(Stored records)
-- Start --
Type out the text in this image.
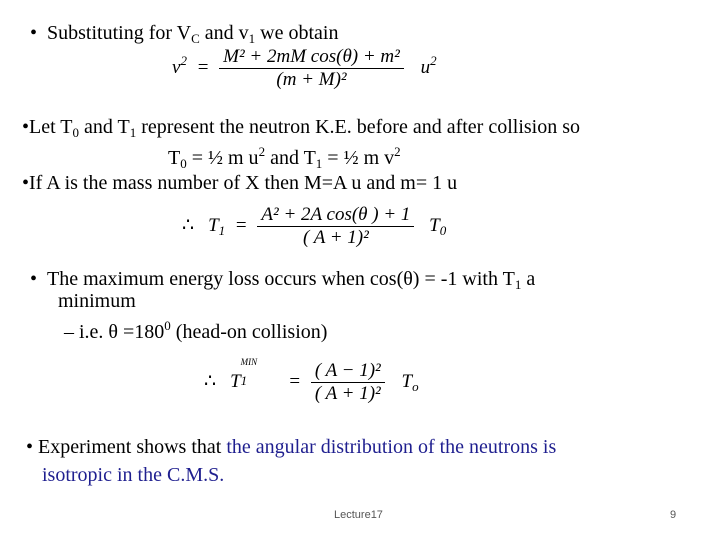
•  Substituting for $V_C$ and $v_1$ we obtain
$v^2 = \frac{\text{M² + 2mM cos(θ) + m²}}{\text{(m + M)²}} u^2$
•Let $T_0$ and $T_1$ represent the neutron K.E. before and after collision so
$T_0$ = ½ m $u^2$ and $T_1$ = ½ m $v^2$
•If A is the mass number of X then M=A u and m= 1 u
∴ $T_1 = \frac{\text{A² + 2A cos(θ ) + 1}}{\text{( A + 1)²}} T_0$
•  The maximum energy loss occurs when cos(θ) = -1 with $T_1$ a
minimum
– i.e. $\theta =180^0$ (head-on collision)
∴ T
MIN
$1 = \frac{\text{( A − 1)²}}{\text{( A + 1)²}} T_o$
• Experiment shows that the angular distribution of the neutrons is
isotropic in the C.M.S.
Lecture17	9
-- End --
WHAT YOU SHOULD DO
Gather from the entries above all lines that include the string "collision".

EXERCISE OUTPUT
•Let $T_0$ and $T_1$ represent the neutron K.E. before and after collision so
– i.e. $\theta =180^0$ (head-on collision)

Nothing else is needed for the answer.